>> START
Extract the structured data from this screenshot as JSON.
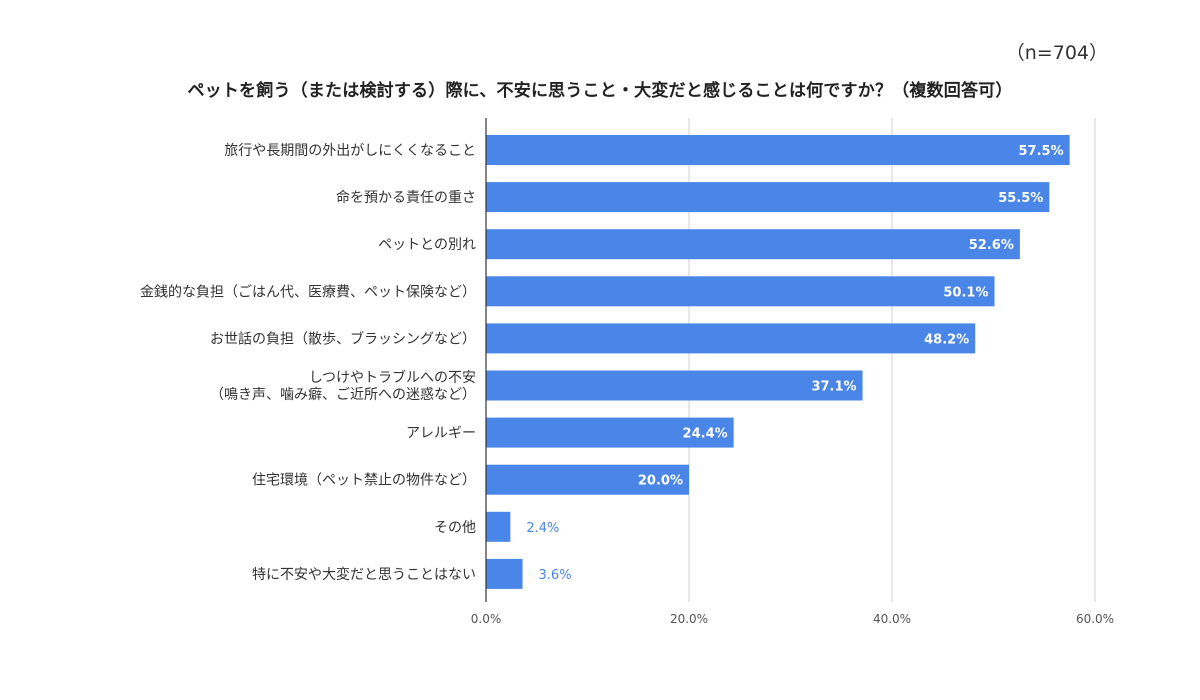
{
  "sample_size": "（n=704）",
  "chart_data": {
    "type": "bar",
    "orientation": "horizontal",
    "title": "ペットを飼う（または検討する）際に、不安に思うこと・大変だと感じることは何ですか？（複数回答可）",
    "categories": [
      [
        "旅行や長期間の外出がしにくくなること"
      ],
      [
        "命を預かる責任の重さ"
      ],
      [
        "ペットとの別れ"
      ],
      [
        "金銭的な負担（ごはん代、医療費、ペット保険など）"
      ],
      [
        "お世話の負担（散歩、ブラッシングなど）"
      ],
      [
        "しつけやトラブルへの不安",
        "（鳴き声、噛み癖、ご近所への迷惑など）"
      ],
      [
        "アレルギー"
      ],
      [
        "住宅環境（ペット禁止の物件など）"
      ],
      [
        "その他"
      ],
      [
        "特に不安や大変だと思うことはない"
      ]
    ],
    "values": [
      57.5,
      55.5,
      52.6,
      50.1,
      48.2,
      37.1,
      24.4,
      20.0,
      2.4,
      3.6
    ],
    "value_labels": [
      "57.5%",
      "55.5%",
      "52.6%",
      "50.1%",
      "48.2%",
      "37.1%",
      "24.4%",
      "20.0%",
      "2.4%",
      "3.6%"
    ],
    "xlim": [
      0,
      60
    ],
    "xticks": [
      0,
      20,
      40,
      60
    ],
    "xtick_labels": [
      "0.0%",
      "20.0%",
      "40.0%",
      "60.0%"
    ],
    "grid": true,
    "bar_color": "#4a86e8",
    "inside_label_color": "#ffffff",
    "outside_label_color": "#4a86e8"
  }
}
>> END
Task requirements:
Transcribe every entry word for word, but skip the pictures.

Exercise result:
Extract the structured data from this screenshot as JSON.
{
  "sample_size": "（n=704）",
  "chart_data": {
    "type": "bar",
    "orientation": "horizontal",
    "title": "ペットを飼う（または検討する）際に、不安に思うこと・大変だと感じることは何ですか？（複数回答可）",
    "categories": [
      [
        "旅行や長期間の外出がしにくくなること"
      ],
      [
        "命を預かる責任の重さ"
      ],
      [
        "ペットとの別れ"
      ],
      [
        "金銭的な負担（ごはん代、医療費、ペット保険など）"
      ],
      [
        "お世話の負担（散歩、ブラッシングなど）"
      ],
      [
        "しつけやトラブルへの不安",
        "（鳴き声、噛み癖、ご近所への迷惑など）"
      ],
      [
        "アレルギー"
      ],
      [
        "住宅環境（ペット禁止の物件など）"
      ],
      [
        "その他"
      ],
      [
        "特に不安や大変だと思うことはない"
      ]
    ],
    "values": [
      57.5,
      55.5,
      52.6,
      50.1,
      48.2,
      37.1,
      24.4,
      20.0,
      2.4,
      3.6
    ],
    "value_labels": [
      "57.5%",
      "55.5%",
      "52.6%",
      "50.1%",
      "48.2%",
      "37.1%",
      "24.4%",
      "20.0%",
      "2.4%",
      "3.6%"
    ],
    "xlim": [
      0,
      60
    ],
    "xticks": [
      0,
      20,
      40,
      60
    ],
    "xtick_labels": [
      "0.0%",
      "20.0%",
      "40.0%",
      "60.0%"
    ],
    "grid": true,
    "bar_color": "#4a86e8",
    "inside_label_color": "#ffffff",
    "outside_label_color": "#4a86e8"
  }
}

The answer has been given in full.